Exercise requirements
Will you write out the data exactly, excluding every picture?

Working data

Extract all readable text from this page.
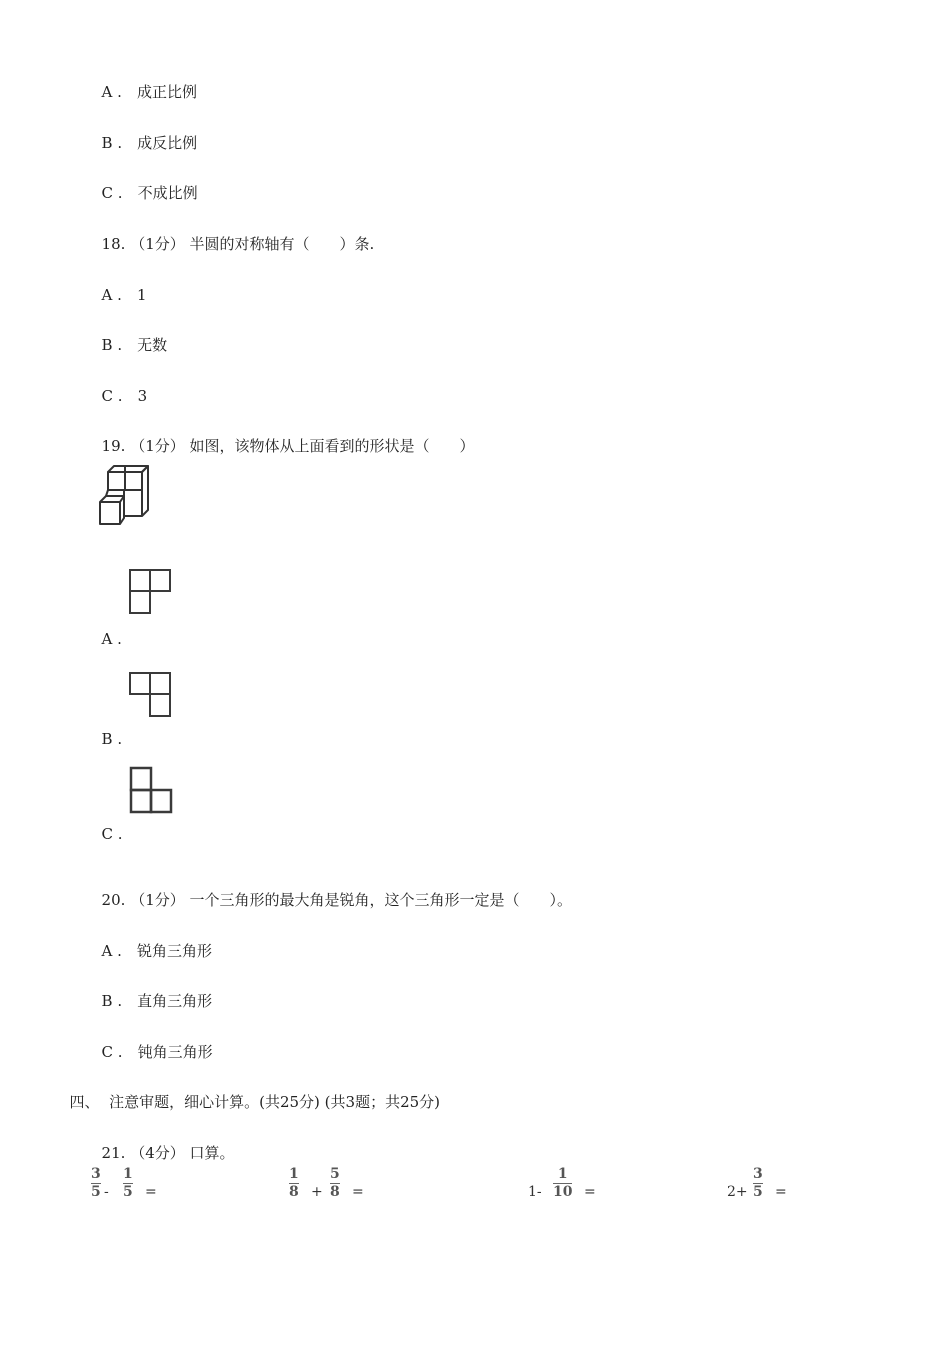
A .　 成正比例

B .　 成反比例

C .　 不成比例

18. （1分） 半圆的对称轴有（　　）条.

A .　 1

B .　 无数

C .　 3

19. （1分） 如图，该物体从上面看到的形状是（　　）

A .

B .

C .

20. （1分） 一个三角形的最大角是锐角，这个三角形一定是（　　）。

A .　 锐角三角形

B .　 直角三角形

C .　 钝角三角形

四、 注意审题，细心计算。(共25分) (共3题；共25分)

21. （4分） 口算。

3
5 -
1
5 =
1
8 +
5
8 =	1-
1
10 =	2+
3
5 =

Expected answer
Extract all readable text from this page.
A .　 成正比例

B .　 成反比例

C .　 不成比例

18. （1分） 半圆的对称轴有（　　）条.

A .　 1

B .　 无数

C .　 3

19. （1分） 如图，该物体从上面看到的形状是（　　）

A .

B .

C .

20. （1分） 一个三角形的最大角是锐角，这个三角形一定是（　　）。

A .　 锐角三角形

B .　 直角三角形

C .　 钝角三角形

四、 注意审题，细心计算。(共25分) (共3题；共25分)

21. （4分） 口算。

3
5 -
1
5 =
1
8 +
5
8 =	1-
1
10 =	2+
3
5 =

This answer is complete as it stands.